● What is asked: Retype every entry word for word.

***** Data to use

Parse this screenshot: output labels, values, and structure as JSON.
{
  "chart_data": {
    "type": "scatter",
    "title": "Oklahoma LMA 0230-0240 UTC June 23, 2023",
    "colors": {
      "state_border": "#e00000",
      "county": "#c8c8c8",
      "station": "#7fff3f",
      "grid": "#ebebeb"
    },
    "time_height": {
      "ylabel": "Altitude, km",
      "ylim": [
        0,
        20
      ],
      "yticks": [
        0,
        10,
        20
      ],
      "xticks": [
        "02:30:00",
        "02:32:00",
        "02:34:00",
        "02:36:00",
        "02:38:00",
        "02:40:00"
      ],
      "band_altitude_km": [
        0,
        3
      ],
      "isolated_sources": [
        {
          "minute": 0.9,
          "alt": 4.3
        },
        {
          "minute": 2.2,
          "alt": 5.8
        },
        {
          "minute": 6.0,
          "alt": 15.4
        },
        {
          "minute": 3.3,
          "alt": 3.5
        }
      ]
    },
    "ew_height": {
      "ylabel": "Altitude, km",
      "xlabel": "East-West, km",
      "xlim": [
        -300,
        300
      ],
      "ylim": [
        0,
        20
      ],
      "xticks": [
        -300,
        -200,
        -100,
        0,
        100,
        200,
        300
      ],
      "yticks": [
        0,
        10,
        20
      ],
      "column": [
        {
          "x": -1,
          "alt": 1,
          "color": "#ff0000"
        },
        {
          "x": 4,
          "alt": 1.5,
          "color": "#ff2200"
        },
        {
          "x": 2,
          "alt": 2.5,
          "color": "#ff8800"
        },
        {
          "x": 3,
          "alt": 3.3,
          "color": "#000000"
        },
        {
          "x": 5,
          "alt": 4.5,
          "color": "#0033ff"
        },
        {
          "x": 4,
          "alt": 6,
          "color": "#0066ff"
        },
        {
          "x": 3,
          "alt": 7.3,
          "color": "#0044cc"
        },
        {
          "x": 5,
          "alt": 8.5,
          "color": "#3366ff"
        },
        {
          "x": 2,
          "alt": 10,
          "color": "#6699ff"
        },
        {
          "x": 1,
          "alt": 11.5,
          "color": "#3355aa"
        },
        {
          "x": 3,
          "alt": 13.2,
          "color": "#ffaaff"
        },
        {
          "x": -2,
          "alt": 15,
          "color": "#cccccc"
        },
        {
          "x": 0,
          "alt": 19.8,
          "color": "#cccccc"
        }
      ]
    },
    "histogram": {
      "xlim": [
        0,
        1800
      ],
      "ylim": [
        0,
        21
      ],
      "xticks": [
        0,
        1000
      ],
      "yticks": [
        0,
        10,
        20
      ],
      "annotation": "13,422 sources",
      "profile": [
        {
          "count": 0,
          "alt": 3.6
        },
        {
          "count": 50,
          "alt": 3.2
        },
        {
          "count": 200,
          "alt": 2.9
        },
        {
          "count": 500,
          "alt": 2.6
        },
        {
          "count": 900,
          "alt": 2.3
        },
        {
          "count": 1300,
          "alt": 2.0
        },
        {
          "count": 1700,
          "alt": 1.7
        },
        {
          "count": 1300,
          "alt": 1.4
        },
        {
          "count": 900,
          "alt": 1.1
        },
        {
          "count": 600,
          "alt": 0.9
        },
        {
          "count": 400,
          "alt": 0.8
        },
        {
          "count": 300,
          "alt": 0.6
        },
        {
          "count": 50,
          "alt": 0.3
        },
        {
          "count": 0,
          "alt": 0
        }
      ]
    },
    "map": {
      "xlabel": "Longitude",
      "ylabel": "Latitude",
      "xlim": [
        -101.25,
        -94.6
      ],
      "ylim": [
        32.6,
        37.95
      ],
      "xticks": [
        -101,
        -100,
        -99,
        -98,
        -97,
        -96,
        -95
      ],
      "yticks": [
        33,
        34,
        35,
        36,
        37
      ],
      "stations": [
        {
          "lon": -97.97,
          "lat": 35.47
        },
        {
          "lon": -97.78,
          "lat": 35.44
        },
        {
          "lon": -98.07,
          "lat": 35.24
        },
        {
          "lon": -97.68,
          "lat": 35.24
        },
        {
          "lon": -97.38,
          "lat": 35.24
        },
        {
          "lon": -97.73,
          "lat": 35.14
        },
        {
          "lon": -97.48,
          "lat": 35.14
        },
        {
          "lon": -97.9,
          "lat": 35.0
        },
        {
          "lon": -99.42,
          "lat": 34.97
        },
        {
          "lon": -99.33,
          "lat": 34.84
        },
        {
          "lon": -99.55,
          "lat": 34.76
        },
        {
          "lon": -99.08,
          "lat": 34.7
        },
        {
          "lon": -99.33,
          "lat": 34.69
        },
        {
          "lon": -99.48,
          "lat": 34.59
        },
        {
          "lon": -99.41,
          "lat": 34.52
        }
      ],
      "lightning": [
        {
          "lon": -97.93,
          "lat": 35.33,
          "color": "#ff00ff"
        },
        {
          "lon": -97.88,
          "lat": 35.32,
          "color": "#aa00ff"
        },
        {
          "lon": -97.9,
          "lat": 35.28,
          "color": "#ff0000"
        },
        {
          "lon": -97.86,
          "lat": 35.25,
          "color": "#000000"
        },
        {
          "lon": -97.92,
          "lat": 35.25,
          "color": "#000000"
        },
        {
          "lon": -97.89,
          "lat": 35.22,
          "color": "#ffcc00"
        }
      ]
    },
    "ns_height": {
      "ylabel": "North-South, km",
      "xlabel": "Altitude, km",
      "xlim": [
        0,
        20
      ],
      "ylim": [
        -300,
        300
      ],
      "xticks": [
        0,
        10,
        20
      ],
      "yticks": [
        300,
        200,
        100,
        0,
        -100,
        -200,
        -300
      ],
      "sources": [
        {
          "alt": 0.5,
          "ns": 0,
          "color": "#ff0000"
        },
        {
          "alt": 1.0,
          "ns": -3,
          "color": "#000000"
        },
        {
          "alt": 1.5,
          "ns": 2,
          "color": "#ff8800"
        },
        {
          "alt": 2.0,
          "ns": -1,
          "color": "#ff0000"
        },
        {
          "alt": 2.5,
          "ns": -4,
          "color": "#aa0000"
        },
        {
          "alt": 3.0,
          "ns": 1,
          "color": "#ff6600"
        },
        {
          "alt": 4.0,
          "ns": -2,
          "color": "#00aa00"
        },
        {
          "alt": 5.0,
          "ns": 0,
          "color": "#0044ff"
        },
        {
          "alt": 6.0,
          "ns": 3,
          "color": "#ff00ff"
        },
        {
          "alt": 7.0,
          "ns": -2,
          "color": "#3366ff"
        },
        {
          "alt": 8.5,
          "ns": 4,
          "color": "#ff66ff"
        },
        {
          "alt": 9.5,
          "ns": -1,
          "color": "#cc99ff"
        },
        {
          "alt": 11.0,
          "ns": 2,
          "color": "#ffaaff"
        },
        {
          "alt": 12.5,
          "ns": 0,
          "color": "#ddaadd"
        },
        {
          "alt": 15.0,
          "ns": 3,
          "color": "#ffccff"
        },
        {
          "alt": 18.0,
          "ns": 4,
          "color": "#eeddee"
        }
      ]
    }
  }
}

**********

● Solution below:
Parse this screenshot: output labels, values, and structure as JSON.
{
  "chart_data": {
    "type": "scatter",
    "title": "Oklahoma LMA 0230-0240 UTC June 23, 2023",
    "colors": {
      "state_border": "#e00000",
      "county": "#c8c8c8",
      "station": "#7fff3f",
      "grid": "#ebebeb"
    },
    "time_height": {
      "ylabel": "Altitude, km",
      "ylim": [
        0,
        20
      ],
      "yticks": [
        0,
        10,
        20
      ],
      "xticks": [
        "02:30:00",
        "02:32:00",
        "02:34:00",
        "02:36:00",
        "02:38:00",
        "02:40:00"
      ],
      "band_altitude_km": [
        0,
        3
      ],
      "isolated_sources": [
        {
          "minute": 0.9,
          "alt": 4.3
        },
        {
          "minute": 2.2,
          "alt": 5.8
        },
        {
          "minute": 6.0,
          "alt": 15.4
        },
        {
          "minute": 3.3,
          "alt": 3.5
        }
      ]
    },
    "ew_height": {
      "ylabel": "Altitude, km",
      "xlabel": "East-West, km",
      "xlim": [
        -300,
        300
      ],
      "ylim": [
        0,
        20
      ],
      "xticks": [
        -300,
        -200,
        -100,
        0,
        100,
        200,
        300
      ],
      "yticks": [
        0,
        10,
        20
      ],
      "column": [
        {
          "x": -1,
          "alt": 1,
          "color": "#ff0000"
        },
        {
          "x": 4,
          "alt": 1.5,
          "color": "#ff2200"
        },
        {
          "x": 2,
          "alt": 2.5,
          "color": "#ff8800"
        },
        {
          "x": 3,
          "alt": 3.3,
          "color": "#000000"
        },
        {
          "x": 5,
          "alt": 4.5,
          "color": "#0033ff"
        },
        {
          "x": 4,
          "alt": 6,
          "color": "#0066ff"
        },
        {
          "x": 3,
          "alt": 7.3,
          "color": "#0044cc"
        },
        {
          "x": 5,
          "alt": 8.5,
          "color": "#3366ff"
        },
        {
          "x": 2,
          "alt": 10,
          "color": "#6699ff"
        },
        {
          "x": 1,
          "alt": 11.5,
          "color": "#3355aa"
        },
        {
          "x": 3,
          "alt": 13.2,
          "color": "#ffaaff"
        },
        {
          "x": -2,
          "alt": 15,
          "color": "#cccccc"
        },
        {
          "x": 0,
          "alt": 19.8,
          "color": "#cccccc"
        }
      ]
    },
    "histogram": {
      "xlim": [
        0,
        1800
      ],
      "ylim": [
        0,
        21
      ],
      "xticks": [
        0,
        1000
      ],
      "yticks": [
        0,
        10,
        20
      ],
      "annotation": "13,422 sources",
      "profile": [
        {
          "count": 0,
          "alt": 3.6
        },
        {
          "count": 50,
          "alt": 3.2
        },
        {
          "count": 200,
          "alt": 2.9
        },
        {
          "count": 500,
          "alt": 2.6
        },
        {
          "count": 900,
          "alt": 2.3
        },
        {
          "count": 1300,
          "alt": 2.0
        },
        {
          "count": 1700,
          "alt": 1.7
        },
        {
          "count": 1300,
          "alt": 1.4
        },
        {
          "count": 900,
          "alt": 1.1
        },
        {
          "count": 600,
          "alt": 0.9
        },
        {
          "count": 400,
          "alt": 0.8
        },
        {
          "count": 300,
          "alt": 0.6
        },
        {
          "count": 50,
          "alt": 0.3
        },
        {
          "count": 0,
          "alt": 0
        }
      ]
    },
    "map": {
      "xlabel": "Longitude",
      "ylabel": "Latitude",
      "xlim": [
        -101.25,
        -94.6
      ],
      "ylim": [
        32.6,
        37.95
      ],
      "xticks": [
        -101,
        -100,
        -99,
        -98,
        -97,
        -96,
        -95
      ],
      "yticks": [
        33,
        34,
        35,
        36,
        37
      ],
      "stations": [
        {
          "lon": -97.97,
          "lat": 35.47
        },
        {
          "lon": -97.78,
          "lat": 35.44
        },
        {
          "lon": -98.07,
          "lat": 35.24
        },
        {
          "lon": -97.68,
          "lat": 35.24
        },
        {
          "lon": -97.38,
          "lat": 35.24
        },
        {
          "lon": -97.73,
          "lat": 35.14
        },
        {
          "lon": -97.48,
          "lat": 35.14
        },
        {
          "lon": -97.9,
          "lat": 35.0
        },
        {
          "lon": -99.42,
          "lat": 34.97
        },
        {
          "lon": -99.33,
          "lat": 34.84
        },
        {
          "lon": -99.55,
          "lat": 34.76
        },
        {
          "lon": -99.08,
          "lat": 34.7
        },
        {
          "lon": -99.33,
          "lat": 34.69
        },
        {
          "lon": -99.48,
          "lat": 34.59
        },
        {
          "lon": -99.41,
          "lat": 34.52
        }
      ],
      "lightning": [
        {
          "lon": -97.93,
          "lat": 35.33,
          "color": "#ff00ff"
        },
        {
          "lon": -97.88,
          "lat": 35.32,
          "color": "#aa00ff"
        },
        {
          "lon": -97.9,
          "lat": 35.28,
          "color": "#ff0000"
        },
        {
          "lon": -97.86,
          "lat": 35.25,
          "color": "#000000"
        },
        {
          "lon": -97.92,
          "lat": 35.25,
          "color": "#000000"
        },
        {
          "lon": -97.89,
          "lat": 35.22,
          "color": "#ffcc00"
        }
      ]
    },
    "ns_height": {
      "ylabel": "North-South, km",
      "xlabel": "Altitude, km",
      "xlim": [
        0,
        20
      ],
      "ylim": [
        -300,
        300
      ],
      "xticks": [
        0,
        10,
        20
      ],
      "yticks": [
        300,
        200,
        100,
        0,
        -100,
        -200,
        -300
      ],
      "sources": [
        {
          "alt": 0.5,
          "ns": 0,
          "color": "#ff0000"
        },
        {
          "alt": 1.0,
          "ns": -3,
          "color": "#000000"
        },
        {
          "alt": 1.5,
          "ns": 2,
          "color": "#ff8800"
        },
        {
          "alt": 2.0,
          "ns": -1,
          "color": "#ff0000"
        },
        {
          "alt": 2.5,
          "ns": -4,
          "color": "#aa0000"
        },
        {
          "alt": 3.0,
          "ns": 1,
          "color": "#ff6600"
        },
        {
          "alt": 4.0,
          "ns": -2,
          "color": "#00aa00"
        },
        {
          "alt": 5.0,
          "ns": 0,
          "color": "#0044ff"
        },
        {
          "alt": 6.0,
          "ns": 3,
          "color": "#ff00ff"
        },
        {
          "alt": 7.0,
          "ns": -2,
          "color": "#3366ff"
        },
        {
          "alt": 8.5,
          "ns": 4,
          "color": "#ff66ff"
        },
        {
          "alt": 9.5,
          "ns": -1,
          "color": "#cc99ff"
        },
        {
          "alt": 11.0,
          "ns": 2,
          "color": "#ffaaff"
        },
        {
          "alt": 12.5,
          "ns": 0,
          "color": "#ddaadd"
        },
        {
          "alt": 15.0,
          "ns": 3,
          "color": "#ffccff"
        },
        {
          "alt": 18.0,
          "ns": 4,
          "color": "#eeddee"
        }
      ]
    }
  }
}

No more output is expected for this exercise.